**Exercise details:** Below are some records; give them all again exactly, but not the pictures.

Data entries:

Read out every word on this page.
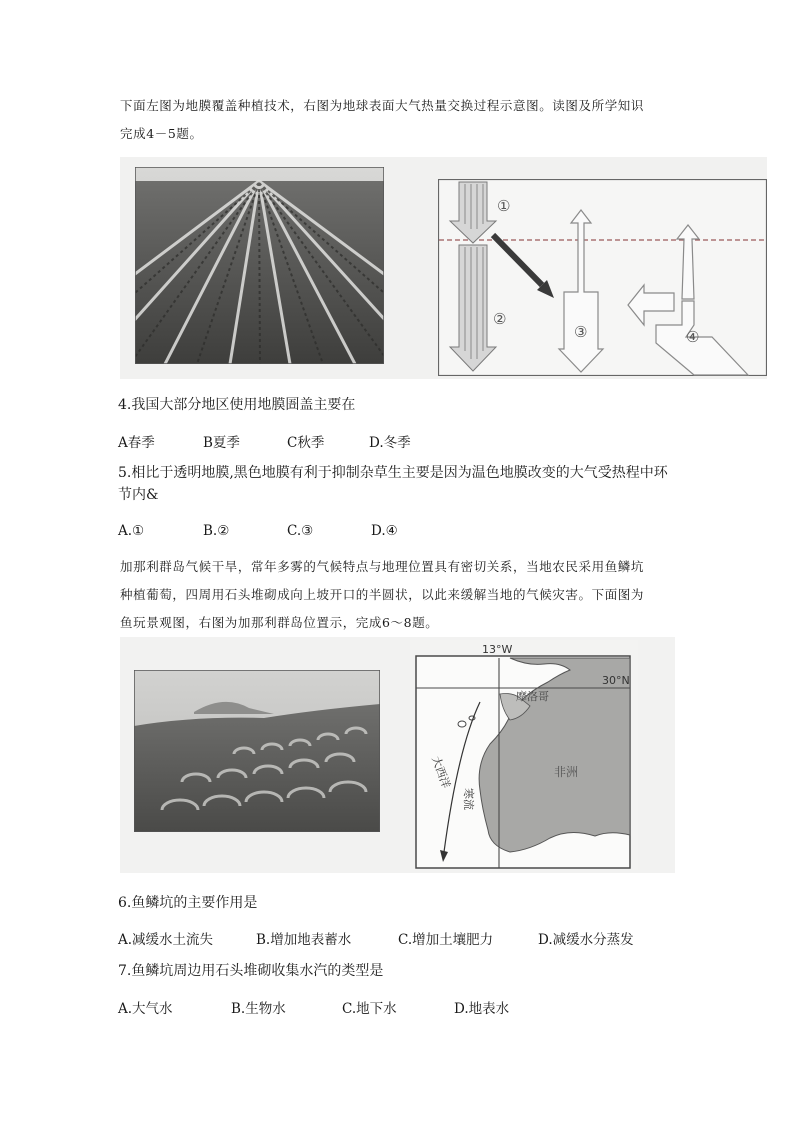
下面左图为地膜覆盖种植技术，右图为地球表面大气热量交换过程示意图。读图及所学知识
完成4－5题。
①
②
③	④
4.我国大部分地区使用地膜圄盖主要在
A春季	B夏季	C秋季	D.冬季
5.相比于透明地膜,黑色地膜有利于抑制杂草生主要是因为温色地膜改变的大气受热程中环
节内&
A.①	B.②	C.③	D.④
加那利群岛气候干旱，常年多雾的气候特点与地理位置具有密切关系，当地农民采用鱼鳞坑
种植葡萄，四周用石头堆砌成向上坡开口的半圆状，以此来缓解当地的气候灾害。下面图为
鱼玩景观图，右图为加那利群岛位置示，完成6～8题。
13°W
30°N
摩洛哥
非洲
大西洋
寒流
6.鱼鳞坑的主要作用是
A.减缓水土流失	B.增加地表蓄水	C.增加土壤肥力	D.减缓水分蒸发
7.鱼鳞坑周边用石头堆砌收集水汽的类型是
A.大气水	B.生物水	C.地下水	D.地表水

**Task response:**
Read out every word on this page.
下面左图为地膜覆盖种植技术，右图为地球表面大气热量交换过程示意图。读图及所学知识
完成4－5题。
①
②
③	④
4.我国大部分地区使用地膜圄盖主要在
A春季	B夏季	C秋季	D.冬季
5.相比于透明地膜,黑色地膜有利于抑制杂草生主要是因为温色地膜改变的大气受热程中环
节内&
A.①	B.②	C.③	D.④
加那利群岛气候干旱，常年多雾的气候特点与地理位置具有密切关系，当地农民采用鱼鳞坑
种植葡萄，四周用石头堆砌成向上坡开口的半圆状，以此来缓解当地的气候灾害。下面图为
鱼玩景观图，右图为加那利群岛位置示，完成6～8题。
13°W
30°N
摩洛哥
非洲
大西洋
寒流
6.鱼鳞坑的主要作用是
A.减缓水土流失	B.增加地表蓄水	C.增加土壤肥力	D.减缓水分蒸发
7.鱼鳞坑周边用石头堆砌收集水汽的类型是
A.大气水	B.生物水	C.地下水	D.地表水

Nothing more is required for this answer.